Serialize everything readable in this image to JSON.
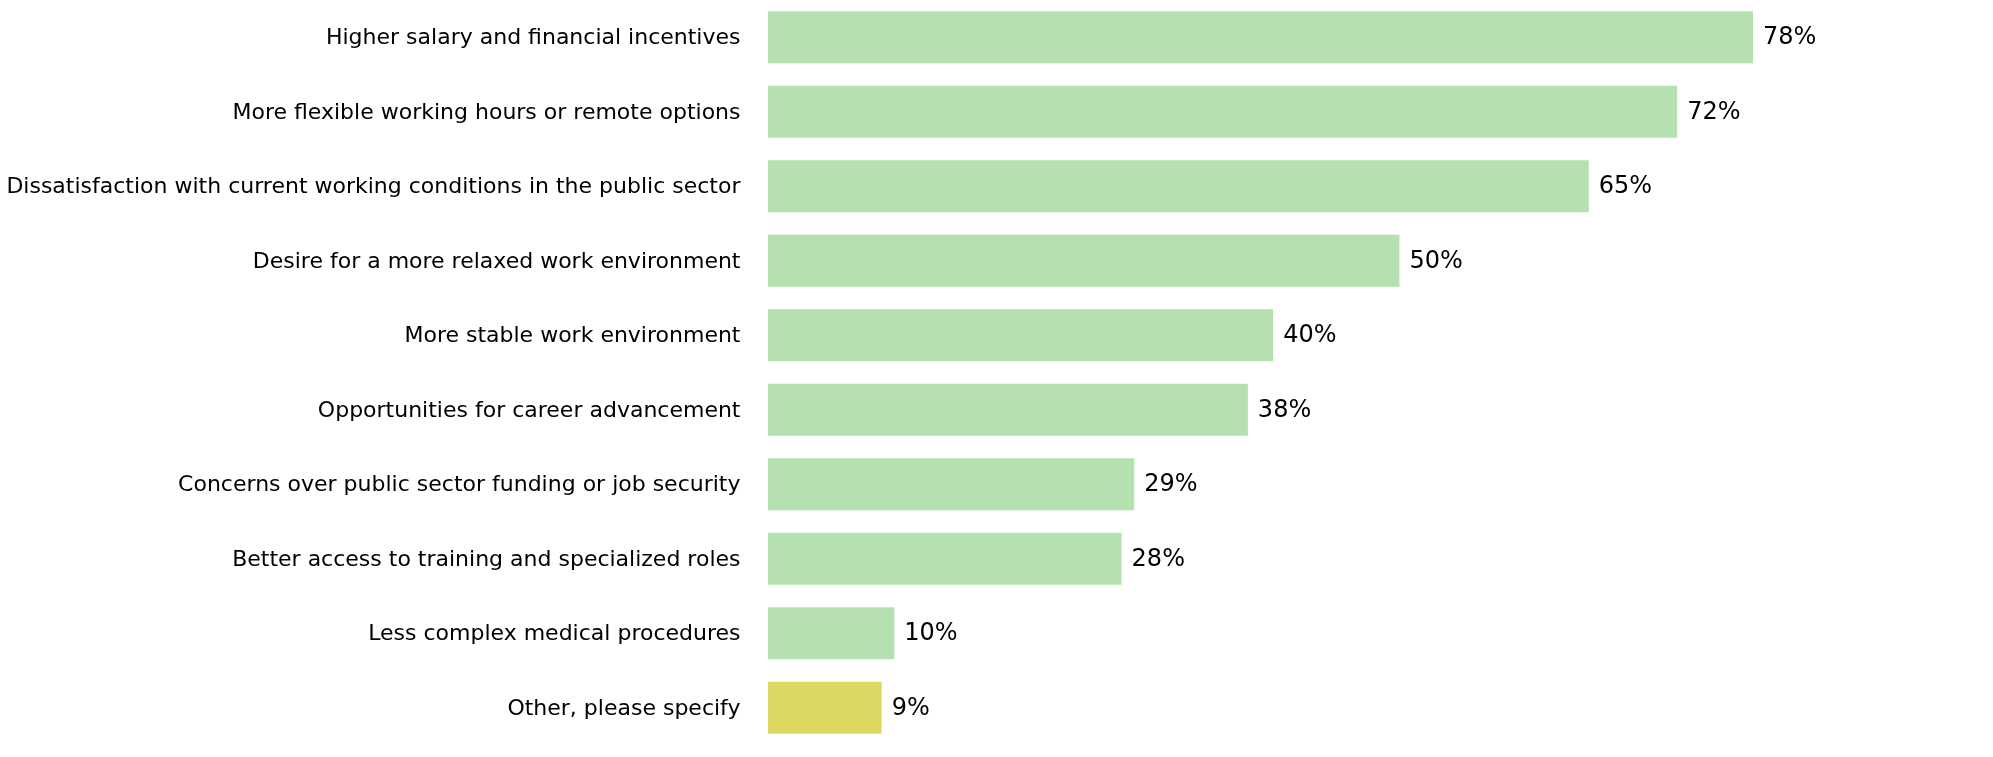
{
  "chart_data": {
    "type": "bar",
    "orientation": "horizontal",
    "categories": [
      "Higher salary and financial incentives",
      "More flexible working hours or remote options",
      "Dissatisfaction with current working conditions in the public sector",
      "Desire for a more relaxed work environment",
      "More stable work environment",
      "Opportunities for career advancement",
      "Concerns over public sector funding or job security",
      "Better access to training and specialized roles",
      "Less complex medical procedures",
      "Other, please specify"
    ],
    "values": [
      78,
      72,
      65,
      50,
      40,
      38,
      29,
      28,
      10,
      9
    ],
    "value_labels": [
      "78%",
      "72%",
      "65%",
      "50%",
      "40%",
      "38%",
      "29%",
      "28%",
      "10%",
      "9%"
    ],
    "colors": [
      "#b5e0af",
      "#b5e0af",
      "#b5e0af",
      "#b5e0af",
      "#b5e0af",
      "#b5e0af",
      "#b5e0af",
      "#b5e0af",
      "#b5e0af",
      "#dcd962"
    ]
  }
}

━━━━━━━━━━━━━━━━━━━━━━━━━━━━━━

**Exercise prompt**.
Set the listing down in full and exactly. Pictures within it should not appear in the copy.

**Output**.
Serialize everything readable in this image to JSON.
{
  "chart_data": {
    "type": "bar",
    "orientation": "horizontal",
    "categories": [
      "Higher salary and financial incentives",
      "More flexible working hours or remote options",
      "Dissatisfaction with current working conditions in the public sector",
      "Desire for a more relaxed work environment",
      "More stable work environment",
      "Opportunities for career advancement",
      "Concerns over public sector funding or job security",
      "Better access to training and specialized roles",
      "Less complex medical procedures",
      "Other, please specify"
    ],
    "values": [
      78,
      72,
      65,
      50,
      40,
      38,
      29,
      28,
      10,
      9
    ],
    "value_labels": [
      "78%",
      "72%",
      "65%",
      "50%",
      "40%",
      "38%",
      "29%",
      "28%",
      "10%",
      "9%"
    ],
    "colors": [
      "#b5e0af",
      "#b5e0af",
      "#b5e0af",
      "#b5e0af",
      "#b5e0af",
      "#b5e0af",
      "#b5e0af",
      "#b5e0af",
      "#b5e0af",
      "#dcd962"
    ]
  }
}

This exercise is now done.